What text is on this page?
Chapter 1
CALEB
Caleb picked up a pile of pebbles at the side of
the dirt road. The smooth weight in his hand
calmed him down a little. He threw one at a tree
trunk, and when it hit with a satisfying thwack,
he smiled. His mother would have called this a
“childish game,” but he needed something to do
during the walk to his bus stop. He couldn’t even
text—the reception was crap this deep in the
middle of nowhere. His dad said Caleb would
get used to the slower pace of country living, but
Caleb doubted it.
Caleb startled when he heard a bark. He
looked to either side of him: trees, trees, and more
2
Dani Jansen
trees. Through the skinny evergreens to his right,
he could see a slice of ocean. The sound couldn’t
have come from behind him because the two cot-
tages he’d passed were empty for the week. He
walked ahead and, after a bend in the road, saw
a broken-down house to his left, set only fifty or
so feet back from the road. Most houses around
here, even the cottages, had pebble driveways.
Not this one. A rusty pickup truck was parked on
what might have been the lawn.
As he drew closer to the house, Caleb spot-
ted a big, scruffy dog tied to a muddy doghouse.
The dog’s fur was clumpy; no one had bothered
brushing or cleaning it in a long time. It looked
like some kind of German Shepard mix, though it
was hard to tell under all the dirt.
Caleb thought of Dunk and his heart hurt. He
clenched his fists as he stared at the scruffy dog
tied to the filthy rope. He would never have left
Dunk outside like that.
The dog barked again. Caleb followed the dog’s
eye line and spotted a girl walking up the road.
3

_WHAT YOU HAVE TO DO:_
Above are some records. Print them all exactly.

_RESPONSE FOR THIS EXERCISE:_
What text is on this page?
Chapter 1
CALEB
Caleb picked up a pile of pebbles at the side of
the dirt road. The smooth weight in his hand
calmed him down a little. He threw one at a tree
trunk, and when it hit with a satisfying thwack,
he smiled. His mother would have called this a
“childish game,” but he needed something to do
during the walk to his bus stop. He couldn’t even
text—the reception was crap this deep in the
middle of nowhere. His dad said Caleb would
get used to the slower pace of country living, but
Caleb doubted it.
Caleb startled when he heard a bark. He
looked to either side of him: trees, trees, and more
2
Dani Jansen
trees. Through the skinny evergreens to his right,
he could see a slice of ocean. The sound couldn’t
have come from behind him because the two cot-
tages he’d passed were empty for the week. He
walked ahead and, after a bend in the road, saw
a broken-down house to his left, set only fifty or
so feet back from the road. Most houses around
here, even the cottages, had pebble driveways.
Not this one. A rusty pickup truck was parked on
what might have been the lawn.
As he drew closer to the house, Caleb spot-
ted a big, scruffy dog tied to a muddy doghouse.
The dog’s fur was clumpy; no one had bothered
brushing or cleaning it in a long time. It looked
like some kind of German Shepard mix, though it
was hard to tell under all the dirt.
Caleb thought of Dunk and his heart hurt. He
clenched his fists as he stared at the scruffy dog
tied to the filthy rope. He would never have left
Dunk outside like that.
The dog barked again. Caleb followed the dog’s
eye line and spotted a girl walking up the road.
3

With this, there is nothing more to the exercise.